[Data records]
◇ ◇ ◇ ◇
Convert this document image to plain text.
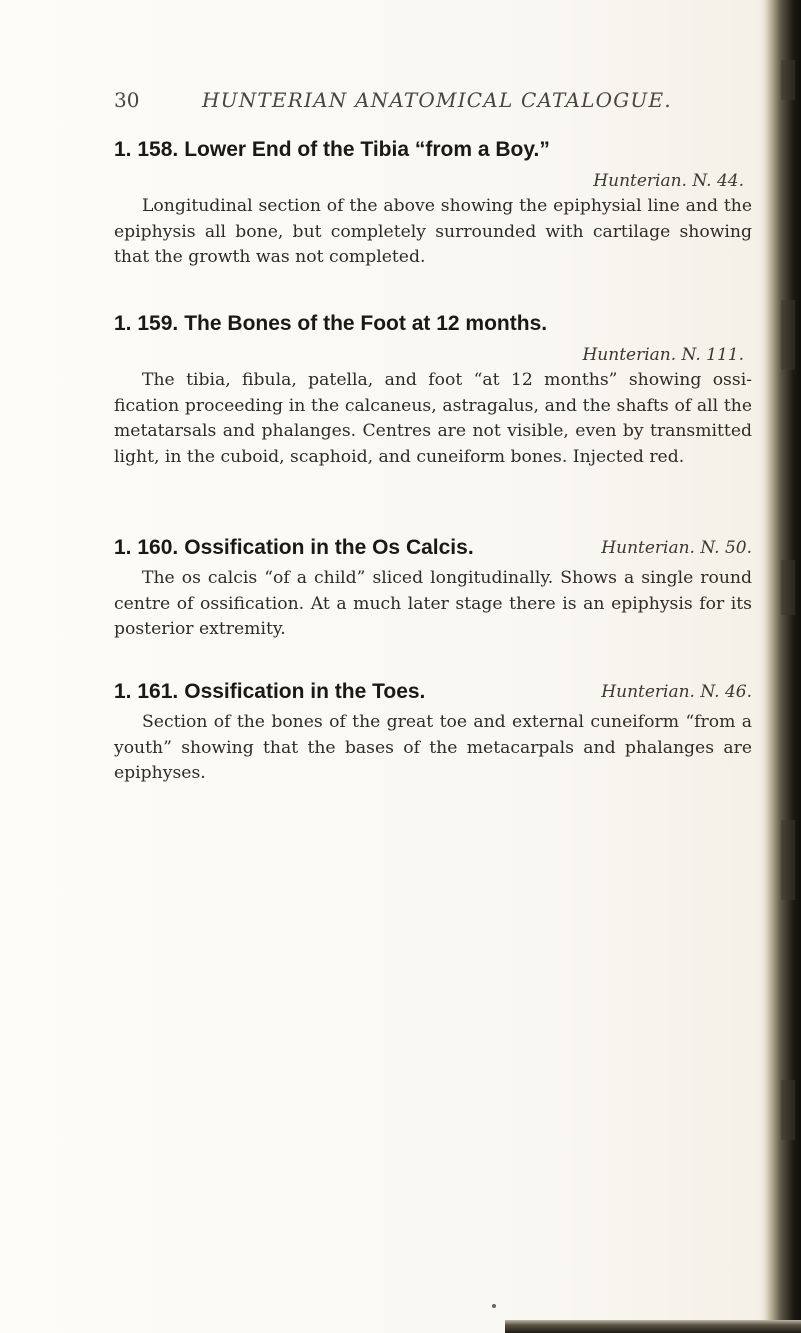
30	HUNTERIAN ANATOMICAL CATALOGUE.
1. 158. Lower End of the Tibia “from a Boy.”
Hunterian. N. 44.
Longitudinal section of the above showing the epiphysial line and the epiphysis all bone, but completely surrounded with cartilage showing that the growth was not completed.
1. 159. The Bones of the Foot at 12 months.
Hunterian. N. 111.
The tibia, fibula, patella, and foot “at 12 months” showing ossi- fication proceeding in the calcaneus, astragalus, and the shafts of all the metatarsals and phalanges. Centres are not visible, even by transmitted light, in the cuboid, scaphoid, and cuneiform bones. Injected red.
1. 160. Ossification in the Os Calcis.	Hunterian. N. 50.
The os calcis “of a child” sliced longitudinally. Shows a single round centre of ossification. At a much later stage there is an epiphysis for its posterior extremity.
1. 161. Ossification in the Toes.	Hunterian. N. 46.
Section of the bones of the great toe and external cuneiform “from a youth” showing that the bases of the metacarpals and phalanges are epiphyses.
◇ ◇ ◇ ◇
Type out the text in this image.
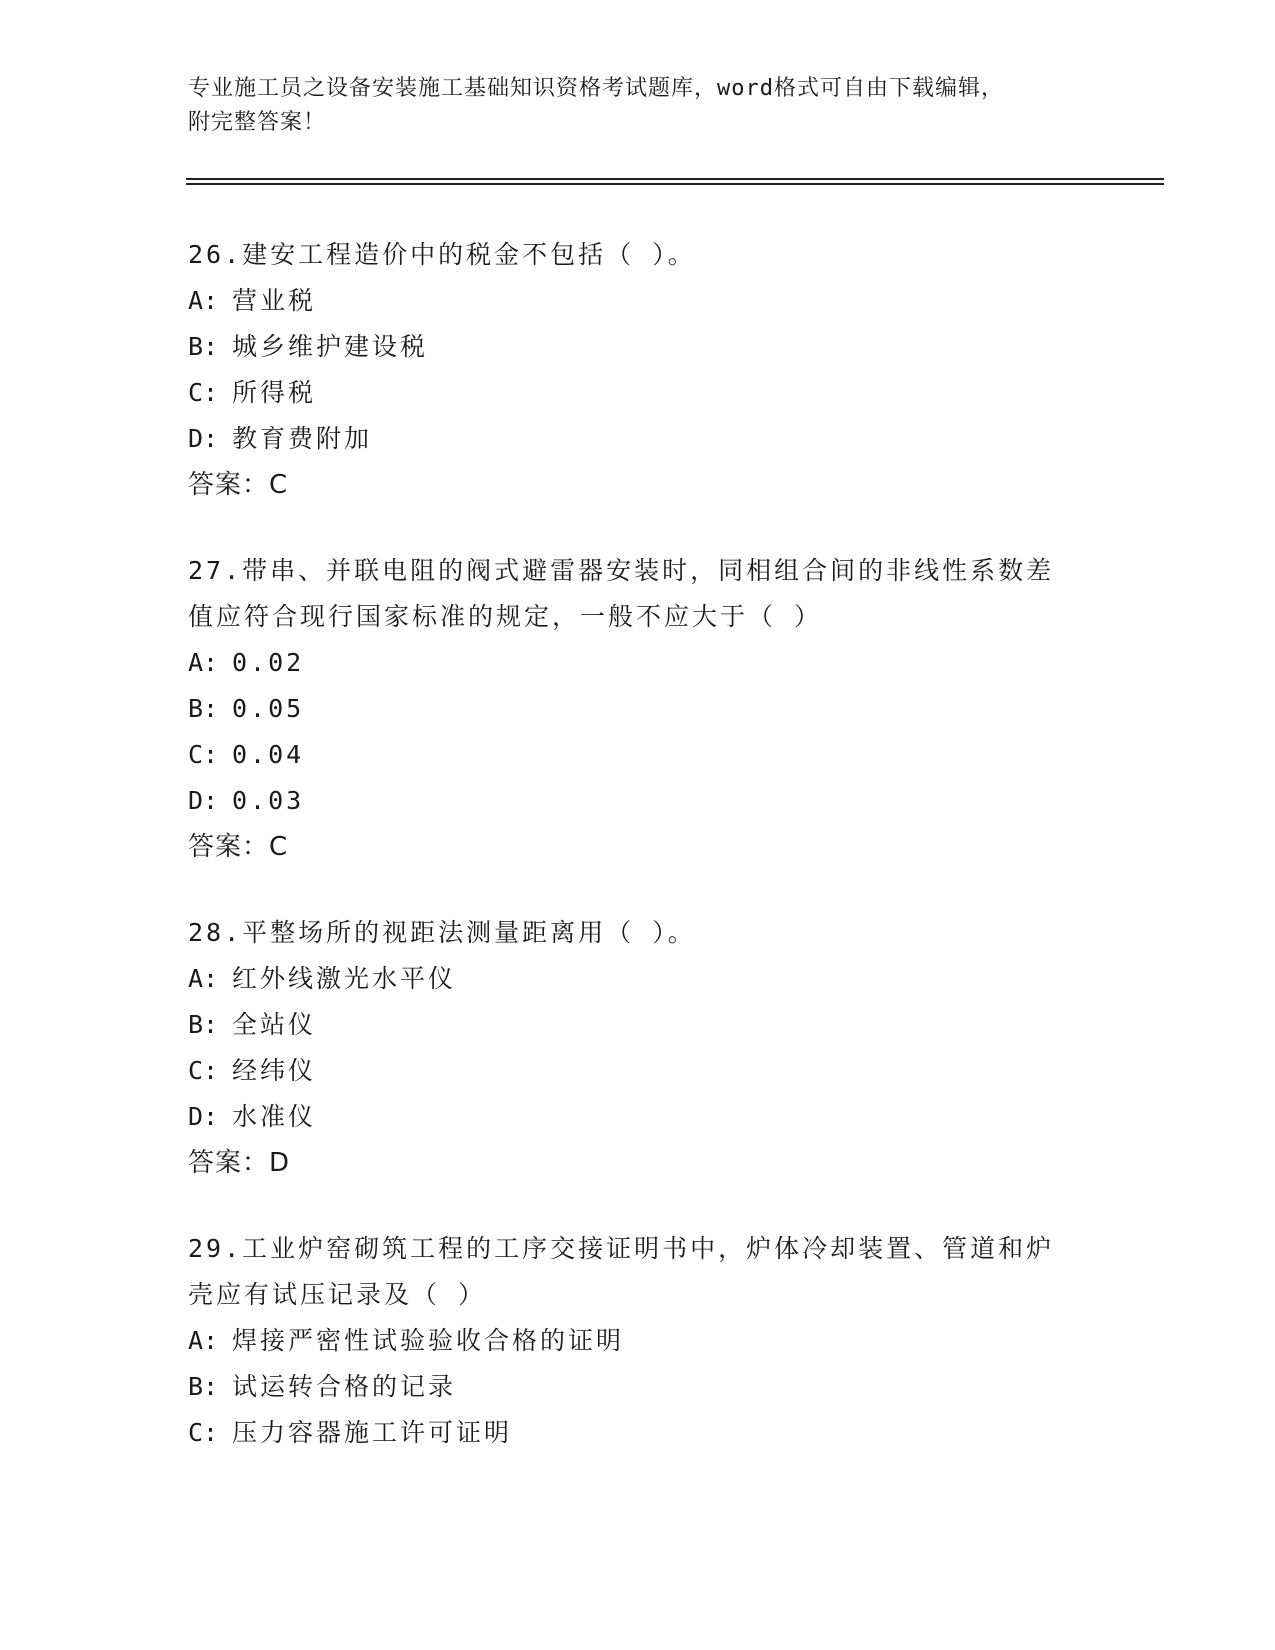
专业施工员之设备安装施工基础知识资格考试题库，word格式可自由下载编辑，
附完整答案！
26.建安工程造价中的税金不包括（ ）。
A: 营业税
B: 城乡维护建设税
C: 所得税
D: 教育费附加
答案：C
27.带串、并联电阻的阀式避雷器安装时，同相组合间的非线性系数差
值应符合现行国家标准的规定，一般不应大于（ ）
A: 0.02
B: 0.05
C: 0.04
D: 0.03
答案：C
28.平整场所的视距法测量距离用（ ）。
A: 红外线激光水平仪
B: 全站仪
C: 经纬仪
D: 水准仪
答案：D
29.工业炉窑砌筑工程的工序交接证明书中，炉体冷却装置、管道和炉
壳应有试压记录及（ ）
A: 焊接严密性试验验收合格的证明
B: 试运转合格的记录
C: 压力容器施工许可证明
◇ ◇ ◇ ◇
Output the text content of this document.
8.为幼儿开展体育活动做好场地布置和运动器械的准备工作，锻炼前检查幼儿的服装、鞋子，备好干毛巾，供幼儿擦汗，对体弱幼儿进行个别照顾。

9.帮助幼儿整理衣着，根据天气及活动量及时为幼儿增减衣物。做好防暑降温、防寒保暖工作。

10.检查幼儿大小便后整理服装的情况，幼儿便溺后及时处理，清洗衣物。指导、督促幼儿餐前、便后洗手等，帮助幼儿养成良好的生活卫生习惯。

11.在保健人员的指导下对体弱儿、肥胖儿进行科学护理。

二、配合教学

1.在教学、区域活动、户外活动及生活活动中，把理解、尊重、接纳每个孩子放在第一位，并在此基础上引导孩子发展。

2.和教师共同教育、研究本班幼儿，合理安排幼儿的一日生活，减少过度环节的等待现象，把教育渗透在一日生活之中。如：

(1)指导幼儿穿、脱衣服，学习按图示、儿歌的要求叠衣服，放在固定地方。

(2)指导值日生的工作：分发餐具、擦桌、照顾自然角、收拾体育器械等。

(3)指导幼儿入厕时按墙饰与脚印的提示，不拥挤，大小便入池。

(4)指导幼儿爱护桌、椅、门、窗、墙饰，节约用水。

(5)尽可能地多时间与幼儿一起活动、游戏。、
◇ ◇ ◇ ◇
Each line holding "that" must be found and copied.

Longitudinal section of the above showing the epiphysial line and the epiphysis all bone, but completely surrounded with cartilage showing that the growth was not completed.
Section of the bones of the great toe and external cuneiform “from a youth” showing that the bases of the metacarpals and phalanges are epiphyses.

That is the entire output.